- REQUIRED WORK
Give back the whole listing exactly as shown.

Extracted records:
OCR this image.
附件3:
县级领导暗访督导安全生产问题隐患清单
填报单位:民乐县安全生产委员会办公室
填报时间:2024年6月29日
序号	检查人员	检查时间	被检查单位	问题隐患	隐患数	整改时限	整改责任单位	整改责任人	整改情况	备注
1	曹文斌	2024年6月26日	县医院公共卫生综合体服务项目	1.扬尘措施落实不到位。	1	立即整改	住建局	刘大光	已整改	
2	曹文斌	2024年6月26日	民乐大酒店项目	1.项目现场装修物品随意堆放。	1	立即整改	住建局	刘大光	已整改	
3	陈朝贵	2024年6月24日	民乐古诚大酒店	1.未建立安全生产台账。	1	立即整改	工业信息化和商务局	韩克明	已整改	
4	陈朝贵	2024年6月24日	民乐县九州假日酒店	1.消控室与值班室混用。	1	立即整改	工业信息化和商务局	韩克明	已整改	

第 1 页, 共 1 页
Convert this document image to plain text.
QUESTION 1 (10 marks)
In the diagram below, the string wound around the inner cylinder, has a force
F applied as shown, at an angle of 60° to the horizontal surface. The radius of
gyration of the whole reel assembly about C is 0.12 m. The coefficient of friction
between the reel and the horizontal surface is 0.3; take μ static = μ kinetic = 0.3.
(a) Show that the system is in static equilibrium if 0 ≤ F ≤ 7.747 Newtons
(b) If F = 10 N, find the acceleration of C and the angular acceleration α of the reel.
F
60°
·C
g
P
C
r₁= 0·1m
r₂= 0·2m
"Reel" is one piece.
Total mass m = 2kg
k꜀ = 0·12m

- OUTPUT FOR THIS TASK
OCR this image.
附件3:
县级领导暗访督导安全生产问题隐患清单
填报单位:民乐县安全生产委员会办公室
填报时间:2024年6月29日
序号	检查人员	检查时间	被检查单位	问题隐患	隐患数	整改时限	整改责任单位	整改责任人	整改情况	备注
1	曹文斌	2024年6月26日	县医院公共卫生综合体服务项目	1.扬尘措施落实不到位。	1	立即整改	住建局	刘大光	已整改	
2	曹文斌	2024年6月26日	民乐大酒店项目	1.项目现场装修物品随意堆放。	1	立即整改	住建局	刘大光	已整改	
3	陈朝贵	2024年6月24日	民乐古诚大酒店	1.未建立安全生产台账。	1	立即整改	工业信息化和商务局	韩克明	已整改	
4	陈朝贵	2024年6月24日	民乐县九州假日酒店	1.消控室与值班室混用。	1	立即整改	工业信息化和商务局	韩克明	已整改	

第 1 页, 共 1 页
Convert this document image to plain text.
QUESTION 1 (10 marks)
In the diagram below, the string wound around the inner cylinder, has a force
F applied as shown, at an angle of 60° to the horizontal surface. The radius of
gyration of the whole reel assembly about C is 0.12 m. The coefficient of friction
between the reel and the horizontal surface is 0.3; take μ static = μ kinetic = 0.3.
(a) Show that the system is in static equilibrium if 0 ≤ F ≤ 7.747 Newtons
(b) If F = 10 N, find the acceleration of C and the angular acceleration α of the reel.
F
60°
·C
g
P
C
r₁= 0·1m
r₂= 0·2m
"Reel" is one piece.
Total mass m = 2kg
k꜀ = 0·12m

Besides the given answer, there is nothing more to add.